L’Expédition Bleue : Tour du monde scientifique et écologique à la voile
0| Mis à jour le 21 juillet 2023
Nous voilà parti de France métropolitaine depuis six mois. Six mois de navigations, de rencontres et d’explorations. Et ce n’est qu’un début ! L’objectif est d’accomplir un tour du monde scientifique et pédagogique de 2 ans et demi à la voile, sous la bannière de l’association l’Expédition Bleue.
Reprenons tout ça dans l’ordre.
L’équipage de l’Expédition Bleue
AURELIA – La capitaine
Monitrice de voilier habitable, à la recherche d’elle-même, Aurélia souhaite partager sa passion tout en sensibilisant le grand public à la protection des océans.
THIBAULT – Le scientifique
Initié par les Glénans et désireux de se frotter aux océans, Thibault souhaite conjuguer navigation et recherche participative pour contribuer, à son échelle, à la connaissance de la pollution des océans.
THEOPHILE – L’écolo
Apprenti skipper, Théophile souhaite parcourir le monde pour mieux le comprendre et mieux se connaître. C’est pour lui, un moyen permettant d’adopter une attitude plus cohérente avec son environnement afin d’apprendre à mieux le préserver.
VINCENT – Le mécano
Amateur de sports nautiques et désireux de découvrir le monde, Vincent désire montrer que dans le nautisme comme ailleurs, être écolo, c’est d’abord adapter ce que l’on a déjà avant d’acheter un nouveau produit.
ASSOCIATION L’EXPEDITION BLEUE
Tout ce petit monde, ainsi qu’une 60aine d’adhérents engagés s’est réunis en 2020, au sein de cette association pour protéger nos océans autour du monde. Comment ? A travers des ateliers de sensibilisation et des conférences ou des prélèvements et mesures scientifiques…
WIJE BLICK
Au cours de ces trois dernières années, les membres de l’association se sont acharnés à donner une seconde jeunesse à ce voilier de 14m, construit en 1986 et voué à la destruction, afin qu’il devienne le berceau de l’expédition.
Les travaux, tu finiras !
Nous avons acheté notre voilier, un Sun Kiss 45 de 1986 prénommé Wije Blick (qui veut dire « grand horizon » en hollandais) à Port Saint Louis du Rhône, dans les Bouches-du Rhône, en Janvier 2020. A cette époque, nous pensions partir début 2022 pour notre tour du monde… Ce sera avec seulement un an de retard que nous partirons ! Honnête, non ?

Enregistrements fournis
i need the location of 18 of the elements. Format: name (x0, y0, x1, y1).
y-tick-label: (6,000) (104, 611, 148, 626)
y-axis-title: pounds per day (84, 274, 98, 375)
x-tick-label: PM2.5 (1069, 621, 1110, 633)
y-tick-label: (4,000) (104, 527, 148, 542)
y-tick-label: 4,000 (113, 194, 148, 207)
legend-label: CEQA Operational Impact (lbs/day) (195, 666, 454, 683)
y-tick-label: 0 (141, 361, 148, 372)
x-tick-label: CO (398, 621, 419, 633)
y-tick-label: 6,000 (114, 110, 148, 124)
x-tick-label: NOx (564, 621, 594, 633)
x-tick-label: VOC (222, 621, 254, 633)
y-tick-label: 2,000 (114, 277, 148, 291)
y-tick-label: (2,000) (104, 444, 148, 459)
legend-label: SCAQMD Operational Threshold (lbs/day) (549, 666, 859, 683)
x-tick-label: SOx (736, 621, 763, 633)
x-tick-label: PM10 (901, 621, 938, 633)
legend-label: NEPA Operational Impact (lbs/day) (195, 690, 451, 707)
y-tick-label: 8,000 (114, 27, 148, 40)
==
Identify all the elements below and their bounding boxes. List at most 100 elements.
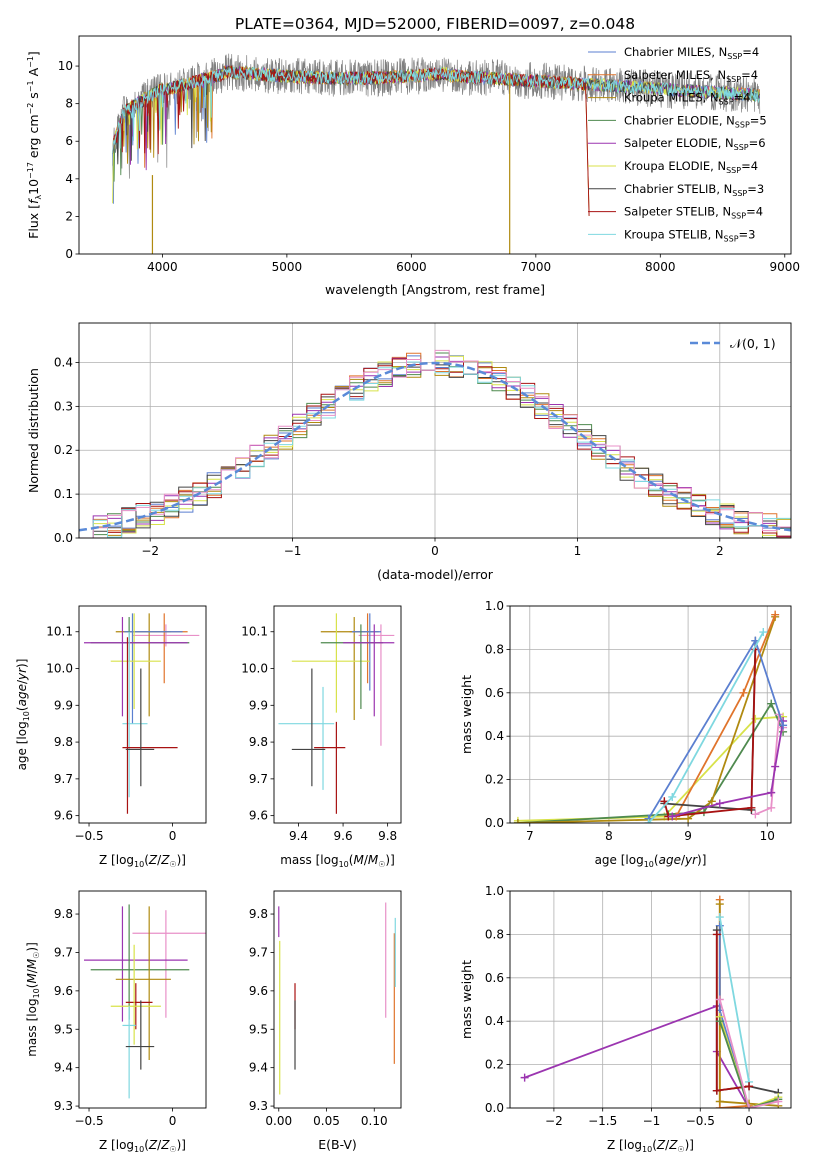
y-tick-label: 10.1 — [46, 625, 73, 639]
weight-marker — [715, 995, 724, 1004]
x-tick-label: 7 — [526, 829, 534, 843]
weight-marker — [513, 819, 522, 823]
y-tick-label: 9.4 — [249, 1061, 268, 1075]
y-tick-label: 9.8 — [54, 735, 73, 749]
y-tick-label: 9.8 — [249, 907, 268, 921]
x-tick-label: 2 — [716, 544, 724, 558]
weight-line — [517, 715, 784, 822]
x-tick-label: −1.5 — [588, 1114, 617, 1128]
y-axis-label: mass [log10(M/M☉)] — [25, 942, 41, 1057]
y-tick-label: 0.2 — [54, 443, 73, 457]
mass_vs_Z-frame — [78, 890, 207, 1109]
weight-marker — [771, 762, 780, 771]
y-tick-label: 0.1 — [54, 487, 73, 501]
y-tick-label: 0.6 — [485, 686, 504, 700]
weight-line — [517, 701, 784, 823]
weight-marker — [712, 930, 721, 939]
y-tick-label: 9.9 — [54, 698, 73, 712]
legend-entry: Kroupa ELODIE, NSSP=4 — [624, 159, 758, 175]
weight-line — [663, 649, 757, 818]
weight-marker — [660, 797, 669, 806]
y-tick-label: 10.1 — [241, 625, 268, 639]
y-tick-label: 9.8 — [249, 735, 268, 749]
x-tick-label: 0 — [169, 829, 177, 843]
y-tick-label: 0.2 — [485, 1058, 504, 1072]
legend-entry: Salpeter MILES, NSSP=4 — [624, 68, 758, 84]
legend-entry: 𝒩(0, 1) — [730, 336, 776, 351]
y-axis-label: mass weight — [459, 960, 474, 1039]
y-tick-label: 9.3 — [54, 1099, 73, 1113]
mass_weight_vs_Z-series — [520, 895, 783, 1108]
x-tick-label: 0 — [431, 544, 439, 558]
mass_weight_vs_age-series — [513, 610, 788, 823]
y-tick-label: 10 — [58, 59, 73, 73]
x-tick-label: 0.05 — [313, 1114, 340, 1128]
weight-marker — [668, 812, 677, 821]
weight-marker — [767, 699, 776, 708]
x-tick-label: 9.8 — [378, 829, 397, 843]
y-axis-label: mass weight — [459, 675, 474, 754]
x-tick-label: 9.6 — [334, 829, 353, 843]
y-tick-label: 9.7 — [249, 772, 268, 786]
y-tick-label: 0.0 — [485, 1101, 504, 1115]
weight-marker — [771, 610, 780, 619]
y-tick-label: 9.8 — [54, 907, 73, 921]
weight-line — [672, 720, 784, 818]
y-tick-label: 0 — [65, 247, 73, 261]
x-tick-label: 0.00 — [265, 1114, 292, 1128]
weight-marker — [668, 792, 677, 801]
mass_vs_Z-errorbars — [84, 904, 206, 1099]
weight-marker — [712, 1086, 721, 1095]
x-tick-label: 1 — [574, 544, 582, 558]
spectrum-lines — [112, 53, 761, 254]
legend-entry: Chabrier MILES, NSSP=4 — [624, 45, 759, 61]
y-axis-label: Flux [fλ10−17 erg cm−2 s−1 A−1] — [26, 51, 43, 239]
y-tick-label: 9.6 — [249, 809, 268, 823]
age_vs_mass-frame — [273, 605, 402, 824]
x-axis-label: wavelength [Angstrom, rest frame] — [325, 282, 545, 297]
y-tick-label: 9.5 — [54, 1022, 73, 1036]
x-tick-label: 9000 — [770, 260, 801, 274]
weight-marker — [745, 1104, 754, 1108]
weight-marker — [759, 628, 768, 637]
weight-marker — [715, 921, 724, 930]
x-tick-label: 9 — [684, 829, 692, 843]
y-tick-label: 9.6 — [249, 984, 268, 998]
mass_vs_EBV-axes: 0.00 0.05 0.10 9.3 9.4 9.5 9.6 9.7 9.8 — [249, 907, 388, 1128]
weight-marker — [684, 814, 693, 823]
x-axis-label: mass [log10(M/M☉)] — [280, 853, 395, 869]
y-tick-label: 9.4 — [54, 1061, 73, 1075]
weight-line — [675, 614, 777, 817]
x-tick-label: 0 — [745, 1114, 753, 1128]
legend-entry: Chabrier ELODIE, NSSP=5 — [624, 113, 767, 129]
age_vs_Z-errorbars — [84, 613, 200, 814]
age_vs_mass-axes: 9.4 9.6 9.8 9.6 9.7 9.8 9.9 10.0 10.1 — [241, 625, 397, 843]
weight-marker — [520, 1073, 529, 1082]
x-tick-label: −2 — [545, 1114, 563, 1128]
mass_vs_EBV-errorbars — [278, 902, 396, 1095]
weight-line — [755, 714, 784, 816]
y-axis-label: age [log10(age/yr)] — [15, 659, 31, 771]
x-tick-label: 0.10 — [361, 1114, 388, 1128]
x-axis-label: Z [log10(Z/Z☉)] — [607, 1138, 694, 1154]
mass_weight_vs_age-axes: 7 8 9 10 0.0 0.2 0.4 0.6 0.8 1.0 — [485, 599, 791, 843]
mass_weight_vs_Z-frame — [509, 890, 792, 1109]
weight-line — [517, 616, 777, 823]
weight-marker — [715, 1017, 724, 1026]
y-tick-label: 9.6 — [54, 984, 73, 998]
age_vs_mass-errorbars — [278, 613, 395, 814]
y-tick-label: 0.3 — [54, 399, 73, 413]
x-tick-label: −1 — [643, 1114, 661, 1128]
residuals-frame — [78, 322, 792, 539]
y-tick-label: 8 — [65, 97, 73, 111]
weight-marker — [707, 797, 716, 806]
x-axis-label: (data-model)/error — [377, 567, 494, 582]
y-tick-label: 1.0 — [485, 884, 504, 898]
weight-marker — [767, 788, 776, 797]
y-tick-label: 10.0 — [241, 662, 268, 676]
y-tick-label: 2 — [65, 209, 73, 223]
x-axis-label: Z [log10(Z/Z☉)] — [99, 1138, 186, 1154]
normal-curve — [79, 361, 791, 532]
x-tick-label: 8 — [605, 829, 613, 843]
...
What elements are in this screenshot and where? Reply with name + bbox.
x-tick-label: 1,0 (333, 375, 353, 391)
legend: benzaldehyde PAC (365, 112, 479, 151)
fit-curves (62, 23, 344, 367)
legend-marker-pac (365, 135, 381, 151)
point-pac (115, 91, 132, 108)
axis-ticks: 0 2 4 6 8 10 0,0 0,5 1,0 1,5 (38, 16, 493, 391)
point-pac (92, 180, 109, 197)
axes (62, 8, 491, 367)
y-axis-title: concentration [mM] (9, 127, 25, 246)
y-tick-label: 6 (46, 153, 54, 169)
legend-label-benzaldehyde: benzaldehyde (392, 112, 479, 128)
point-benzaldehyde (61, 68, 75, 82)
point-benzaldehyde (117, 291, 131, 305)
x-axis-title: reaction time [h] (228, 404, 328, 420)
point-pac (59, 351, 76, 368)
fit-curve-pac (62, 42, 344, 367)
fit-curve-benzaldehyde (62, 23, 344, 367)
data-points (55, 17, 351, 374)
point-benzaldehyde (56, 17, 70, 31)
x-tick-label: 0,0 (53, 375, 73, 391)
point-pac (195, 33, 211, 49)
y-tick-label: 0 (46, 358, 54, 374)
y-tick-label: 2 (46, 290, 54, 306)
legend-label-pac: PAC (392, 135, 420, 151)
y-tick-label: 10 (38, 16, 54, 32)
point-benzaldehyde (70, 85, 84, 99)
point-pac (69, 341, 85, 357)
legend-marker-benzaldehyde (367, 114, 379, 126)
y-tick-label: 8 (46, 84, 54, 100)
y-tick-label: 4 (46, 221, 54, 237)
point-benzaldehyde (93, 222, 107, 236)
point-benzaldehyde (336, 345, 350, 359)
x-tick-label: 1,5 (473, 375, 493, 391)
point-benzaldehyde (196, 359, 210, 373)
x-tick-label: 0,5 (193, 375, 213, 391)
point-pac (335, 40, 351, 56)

Énoncé du problème
Recopiez le passage de l'extrait sur l'Expédition Bleue qui commence par « L’Expédition Bleue : Tour » et va jusqu'à « ça dans l’ordre. ».

Réponse attendue
L’Expédition Bleue : Tour du monde scientifique et écologique à la voile
0| Mis à jour le 21 juillet 2023
Nous voilà parti de France métropolitaine depuis six mois. Six mois de navigations, de rencontres et d’explorations. Et ce n’est qu’un début ! L’objectif est d’accomplir un tour du monde scientifique et pédagogique de 2 ans et demi à la voile, sous la bannière de l’association l’Expédition Bleue.
Reprenons tout ça dans l’ordre.